SOURCE EXCERPT →
What would jazz look like if it had a physical presence? According to Sherry Ann Byrd, a celebrated quilt maker who posts on Show & Tell, it might look something like the hand-made “M-provisational” quilts produced by six generations of her family, who descended from a former slave named Edward “Ned” Titus in Freestone County, Texas.
Her family’s creations—like the improvisational quilts of so many families of former African American slaves across the U.S.—are explosions of fabric and colors with sometimes hard-to-discern patterns and a logic all their own. The improvisation is visible in each quilt, as mismatched swatches seem to flow together into one pleasing whole. Some have clear patterns, but with uneven lines and unexpected changes in color or order. Byrd shares her personal connection to these creations on her blog, Quilt Stories by Sherry Ann.
“In our family, we have a great love of music and quilt-making. We love to dance, sing, and make music,” says Byrd, who is a cousin to the late jazz musician Kenny Dorham. “I’ve always been surrounded by music and quilts. To me, they are alike. Both are improvisational, and they just move people. Instead of playing jazz with musical instruments, we play jazz with a needle and thread.”

ENTRIES SUPPLIED →
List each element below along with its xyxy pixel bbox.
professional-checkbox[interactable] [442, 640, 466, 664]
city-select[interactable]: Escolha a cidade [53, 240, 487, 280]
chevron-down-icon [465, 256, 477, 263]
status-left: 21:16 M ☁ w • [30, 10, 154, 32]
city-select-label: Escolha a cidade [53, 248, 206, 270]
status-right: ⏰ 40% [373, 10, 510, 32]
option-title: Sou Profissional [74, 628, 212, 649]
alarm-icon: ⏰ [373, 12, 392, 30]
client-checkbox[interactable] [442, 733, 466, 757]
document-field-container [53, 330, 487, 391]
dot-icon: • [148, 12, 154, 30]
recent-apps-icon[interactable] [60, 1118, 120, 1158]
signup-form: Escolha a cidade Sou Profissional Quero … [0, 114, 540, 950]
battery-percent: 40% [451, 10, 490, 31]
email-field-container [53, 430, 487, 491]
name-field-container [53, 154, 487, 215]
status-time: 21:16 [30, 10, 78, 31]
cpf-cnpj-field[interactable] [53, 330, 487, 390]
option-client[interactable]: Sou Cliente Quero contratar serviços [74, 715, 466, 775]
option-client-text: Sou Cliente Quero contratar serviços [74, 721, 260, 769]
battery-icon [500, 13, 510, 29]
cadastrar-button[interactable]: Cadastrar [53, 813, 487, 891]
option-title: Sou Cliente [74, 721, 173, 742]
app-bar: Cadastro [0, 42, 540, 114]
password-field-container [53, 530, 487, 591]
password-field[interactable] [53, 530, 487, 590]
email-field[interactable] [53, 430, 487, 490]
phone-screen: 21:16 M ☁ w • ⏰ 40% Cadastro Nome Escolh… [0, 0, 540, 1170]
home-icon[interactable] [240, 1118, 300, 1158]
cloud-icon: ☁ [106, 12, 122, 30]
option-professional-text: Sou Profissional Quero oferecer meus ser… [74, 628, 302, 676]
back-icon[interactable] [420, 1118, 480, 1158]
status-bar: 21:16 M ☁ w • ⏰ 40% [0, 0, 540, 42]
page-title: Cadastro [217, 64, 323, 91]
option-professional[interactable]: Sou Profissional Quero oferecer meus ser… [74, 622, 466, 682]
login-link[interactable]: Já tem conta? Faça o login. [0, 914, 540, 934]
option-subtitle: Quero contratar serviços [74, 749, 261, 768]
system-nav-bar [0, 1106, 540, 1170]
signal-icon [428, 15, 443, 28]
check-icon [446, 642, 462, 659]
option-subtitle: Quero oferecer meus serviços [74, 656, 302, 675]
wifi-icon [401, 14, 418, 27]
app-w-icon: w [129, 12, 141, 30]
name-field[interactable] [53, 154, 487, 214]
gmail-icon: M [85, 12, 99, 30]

INSTRUCTIONS TO FOLLOW → Continue the text about Sherry Ann Byrd's family quilts, starting after its last sentence.

REPLY TO THE EXERCISE →
Of course, some of Byrd’s most prolific quilting kin, who have been celebrated in museum exhibitions all over the county, have also sewn precise, traditional American quilt patterns with equal aplomb. But the improvisational quilts are the most captivating, as they seem to have the heart and life story of the maker stitched right into them. Last month, Byrd’s mother, Laverne Brackens, was named a 2011 Heritage Fellow by the National Endowment for the Arts for her quilts.
At first glance, African American improvisational quilts resemble the crazy-quilt fad of the late-Victorian period, but that’s a superficial connection at best. Improvisational quilts are actually constructed in an entirely different manner. Many of them, at least in the Titus family lineage, are made using the string method.
“What they do in my family is take newspaper and cut it up into blocks,” Byrd explains. “Often, after you make a regular quilt, you have a lot of little pieces left over. Some of it is real stringy; some of it is little small triangles or odd shapes. The quilters will take those pieces, and they’ll sew them onto the piece of newspaper to make a quilt block. When they have about 30 blocks, they’ll sew them into a quilt top.”
However, unlike traditional quilts, it’s often not obvious where the blocks are, and Byrd adds, “It can trick the eye.”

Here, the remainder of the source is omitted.